# Data for this task
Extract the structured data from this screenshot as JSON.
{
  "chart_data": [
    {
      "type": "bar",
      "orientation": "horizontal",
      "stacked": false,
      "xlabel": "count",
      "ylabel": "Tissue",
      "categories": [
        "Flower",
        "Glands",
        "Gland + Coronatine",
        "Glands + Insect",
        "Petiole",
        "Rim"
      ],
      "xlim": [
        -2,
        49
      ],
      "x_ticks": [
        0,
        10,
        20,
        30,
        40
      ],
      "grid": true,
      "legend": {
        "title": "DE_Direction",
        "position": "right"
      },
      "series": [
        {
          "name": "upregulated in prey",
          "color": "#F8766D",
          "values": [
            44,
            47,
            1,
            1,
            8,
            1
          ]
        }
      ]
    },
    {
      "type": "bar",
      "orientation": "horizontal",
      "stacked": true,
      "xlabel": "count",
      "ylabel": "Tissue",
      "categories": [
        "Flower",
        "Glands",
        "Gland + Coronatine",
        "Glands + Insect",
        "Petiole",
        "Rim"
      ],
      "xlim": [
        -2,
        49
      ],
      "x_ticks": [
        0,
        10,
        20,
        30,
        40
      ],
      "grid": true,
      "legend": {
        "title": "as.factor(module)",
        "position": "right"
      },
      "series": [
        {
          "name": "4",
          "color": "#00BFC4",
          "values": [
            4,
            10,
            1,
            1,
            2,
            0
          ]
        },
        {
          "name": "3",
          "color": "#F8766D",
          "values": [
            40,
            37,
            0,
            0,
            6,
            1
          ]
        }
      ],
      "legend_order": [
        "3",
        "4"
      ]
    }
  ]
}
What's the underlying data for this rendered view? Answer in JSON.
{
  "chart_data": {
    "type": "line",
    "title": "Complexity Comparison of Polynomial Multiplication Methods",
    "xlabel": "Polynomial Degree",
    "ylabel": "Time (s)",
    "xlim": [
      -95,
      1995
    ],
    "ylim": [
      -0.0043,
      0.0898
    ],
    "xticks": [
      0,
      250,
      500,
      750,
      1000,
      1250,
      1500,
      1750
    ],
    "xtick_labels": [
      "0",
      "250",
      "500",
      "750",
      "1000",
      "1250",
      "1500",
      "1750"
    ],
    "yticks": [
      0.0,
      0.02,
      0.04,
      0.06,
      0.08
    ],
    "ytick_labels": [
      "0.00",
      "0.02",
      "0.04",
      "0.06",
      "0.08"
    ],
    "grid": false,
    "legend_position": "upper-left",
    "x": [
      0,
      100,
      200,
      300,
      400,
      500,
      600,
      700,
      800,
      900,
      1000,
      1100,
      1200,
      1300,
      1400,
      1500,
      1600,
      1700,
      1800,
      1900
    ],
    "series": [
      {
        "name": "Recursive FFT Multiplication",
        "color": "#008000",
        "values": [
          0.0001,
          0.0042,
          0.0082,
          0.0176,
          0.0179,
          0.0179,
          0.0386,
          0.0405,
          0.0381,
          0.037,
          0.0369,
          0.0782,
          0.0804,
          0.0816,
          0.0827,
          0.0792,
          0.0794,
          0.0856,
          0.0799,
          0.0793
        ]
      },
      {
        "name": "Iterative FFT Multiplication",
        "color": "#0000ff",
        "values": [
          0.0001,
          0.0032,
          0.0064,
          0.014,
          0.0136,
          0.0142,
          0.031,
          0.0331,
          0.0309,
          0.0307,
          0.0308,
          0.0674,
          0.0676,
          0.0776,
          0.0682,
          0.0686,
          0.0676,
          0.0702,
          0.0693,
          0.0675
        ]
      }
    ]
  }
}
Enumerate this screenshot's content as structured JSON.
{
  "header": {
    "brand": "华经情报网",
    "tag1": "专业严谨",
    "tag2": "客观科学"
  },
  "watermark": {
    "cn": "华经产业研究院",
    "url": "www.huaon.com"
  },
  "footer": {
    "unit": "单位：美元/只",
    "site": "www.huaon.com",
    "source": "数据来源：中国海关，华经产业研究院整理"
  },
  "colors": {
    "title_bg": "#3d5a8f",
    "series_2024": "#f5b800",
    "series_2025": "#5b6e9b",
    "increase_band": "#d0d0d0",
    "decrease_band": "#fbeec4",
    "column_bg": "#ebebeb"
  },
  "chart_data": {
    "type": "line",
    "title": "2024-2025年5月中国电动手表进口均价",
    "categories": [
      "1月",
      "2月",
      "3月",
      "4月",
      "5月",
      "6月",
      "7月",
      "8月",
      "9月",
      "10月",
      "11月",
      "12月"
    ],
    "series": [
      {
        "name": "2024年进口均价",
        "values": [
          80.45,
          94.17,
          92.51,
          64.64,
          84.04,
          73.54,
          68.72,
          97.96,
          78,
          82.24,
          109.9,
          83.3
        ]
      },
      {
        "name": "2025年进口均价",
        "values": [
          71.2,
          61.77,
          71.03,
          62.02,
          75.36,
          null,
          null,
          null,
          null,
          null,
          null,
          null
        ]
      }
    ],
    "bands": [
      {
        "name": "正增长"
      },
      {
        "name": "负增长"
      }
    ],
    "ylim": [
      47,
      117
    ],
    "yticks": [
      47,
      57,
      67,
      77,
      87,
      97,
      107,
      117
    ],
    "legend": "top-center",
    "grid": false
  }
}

# Set problem
Copy all lines in the listing above where the string "JSON" appears.

# Result
Extract the structured data from this screenshot as JSON.
What's the underlying data for this rendered view? Answer in JSON.
Enumerate this screenshot's content as structured JSON.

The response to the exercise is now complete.